What you should do: Copy every line from the records below that holds the word "アートボードを再配置".

(Collected data entries)
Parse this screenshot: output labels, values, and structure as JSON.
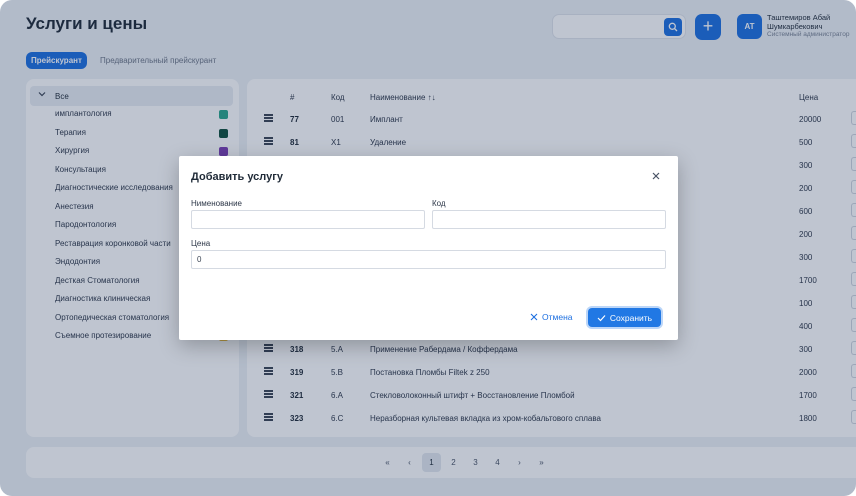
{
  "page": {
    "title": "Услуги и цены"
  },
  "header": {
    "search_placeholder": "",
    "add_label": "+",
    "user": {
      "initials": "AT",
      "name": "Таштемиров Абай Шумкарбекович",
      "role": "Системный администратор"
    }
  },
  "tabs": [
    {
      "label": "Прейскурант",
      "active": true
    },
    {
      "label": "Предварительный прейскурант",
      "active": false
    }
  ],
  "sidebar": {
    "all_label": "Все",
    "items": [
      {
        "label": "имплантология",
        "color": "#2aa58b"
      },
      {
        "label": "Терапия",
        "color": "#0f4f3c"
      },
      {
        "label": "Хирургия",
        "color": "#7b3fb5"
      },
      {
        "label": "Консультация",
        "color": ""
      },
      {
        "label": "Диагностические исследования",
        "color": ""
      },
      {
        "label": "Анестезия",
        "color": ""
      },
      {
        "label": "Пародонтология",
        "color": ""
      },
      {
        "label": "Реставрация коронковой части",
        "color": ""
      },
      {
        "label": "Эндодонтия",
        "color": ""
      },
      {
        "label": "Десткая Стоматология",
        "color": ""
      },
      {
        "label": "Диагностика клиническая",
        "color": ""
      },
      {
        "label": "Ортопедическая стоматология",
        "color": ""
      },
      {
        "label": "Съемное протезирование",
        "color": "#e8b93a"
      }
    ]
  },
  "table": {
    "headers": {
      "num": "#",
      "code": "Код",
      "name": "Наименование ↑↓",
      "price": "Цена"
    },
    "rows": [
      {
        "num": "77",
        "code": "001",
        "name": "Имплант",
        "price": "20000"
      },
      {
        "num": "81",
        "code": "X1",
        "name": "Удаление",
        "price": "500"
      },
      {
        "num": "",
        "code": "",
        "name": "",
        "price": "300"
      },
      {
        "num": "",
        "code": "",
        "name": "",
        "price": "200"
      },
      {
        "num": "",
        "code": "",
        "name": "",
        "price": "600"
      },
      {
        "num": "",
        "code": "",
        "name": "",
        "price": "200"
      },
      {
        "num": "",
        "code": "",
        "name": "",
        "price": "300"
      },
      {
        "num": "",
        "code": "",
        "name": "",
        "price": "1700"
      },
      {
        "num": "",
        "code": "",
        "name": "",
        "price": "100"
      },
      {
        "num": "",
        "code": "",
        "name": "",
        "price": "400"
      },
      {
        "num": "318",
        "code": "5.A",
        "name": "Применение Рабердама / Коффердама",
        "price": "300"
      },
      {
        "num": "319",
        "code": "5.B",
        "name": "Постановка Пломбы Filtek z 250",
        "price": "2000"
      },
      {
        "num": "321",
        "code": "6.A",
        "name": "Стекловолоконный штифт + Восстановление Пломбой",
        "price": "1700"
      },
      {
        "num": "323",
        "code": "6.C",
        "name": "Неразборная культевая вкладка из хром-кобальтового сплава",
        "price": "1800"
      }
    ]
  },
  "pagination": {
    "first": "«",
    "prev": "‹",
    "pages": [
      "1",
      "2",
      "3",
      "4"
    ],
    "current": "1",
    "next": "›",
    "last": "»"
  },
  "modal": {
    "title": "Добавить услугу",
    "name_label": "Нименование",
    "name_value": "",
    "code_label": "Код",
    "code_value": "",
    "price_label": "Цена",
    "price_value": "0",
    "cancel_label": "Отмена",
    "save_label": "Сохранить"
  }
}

* * *

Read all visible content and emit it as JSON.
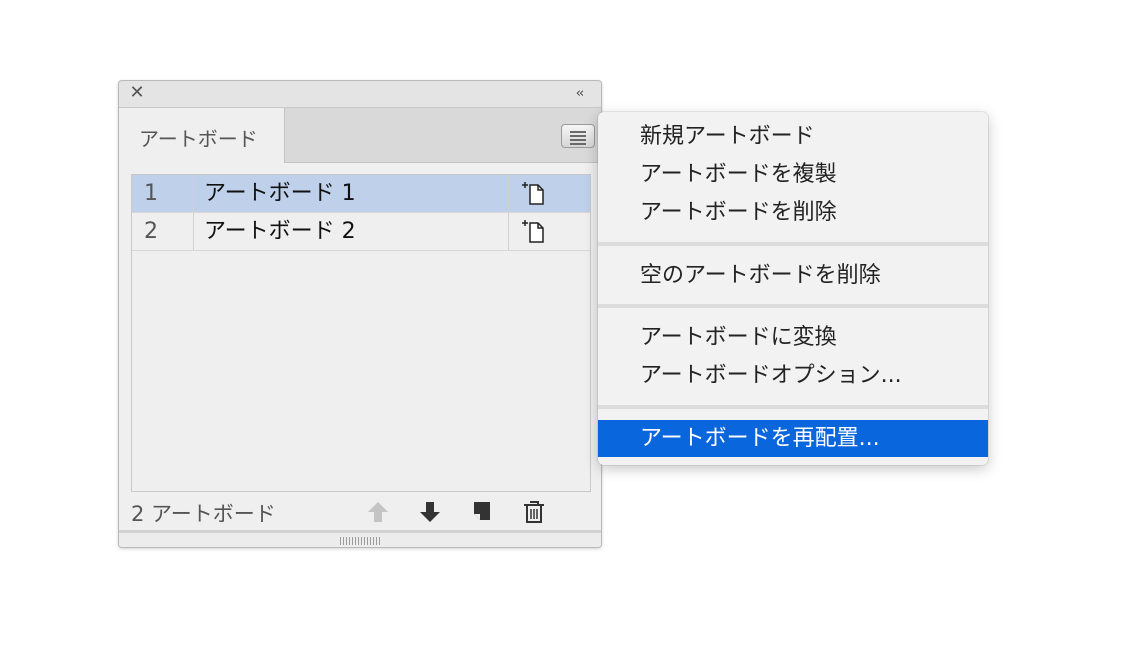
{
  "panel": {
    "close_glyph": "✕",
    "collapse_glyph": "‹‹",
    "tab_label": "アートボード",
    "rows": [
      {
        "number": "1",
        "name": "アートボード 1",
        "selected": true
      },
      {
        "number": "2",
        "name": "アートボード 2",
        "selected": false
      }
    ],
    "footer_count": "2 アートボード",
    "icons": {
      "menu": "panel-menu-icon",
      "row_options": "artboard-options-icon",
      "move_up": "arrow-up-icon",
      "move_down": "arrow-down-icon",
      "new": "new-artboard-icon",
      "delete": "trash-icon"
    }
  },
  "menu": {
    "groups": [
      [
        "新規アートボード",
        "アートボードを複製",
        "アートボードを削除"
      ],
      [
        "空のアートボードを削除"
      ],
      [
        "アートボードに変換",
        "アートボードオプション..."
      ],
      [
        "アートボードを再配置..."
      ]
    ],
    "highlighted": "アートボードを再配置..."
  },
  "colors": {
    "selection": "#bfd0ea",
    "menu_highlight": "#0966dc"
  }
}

Task result:
        "アートボードを再配置..."
    "highlighted": "アートボードを再配置..."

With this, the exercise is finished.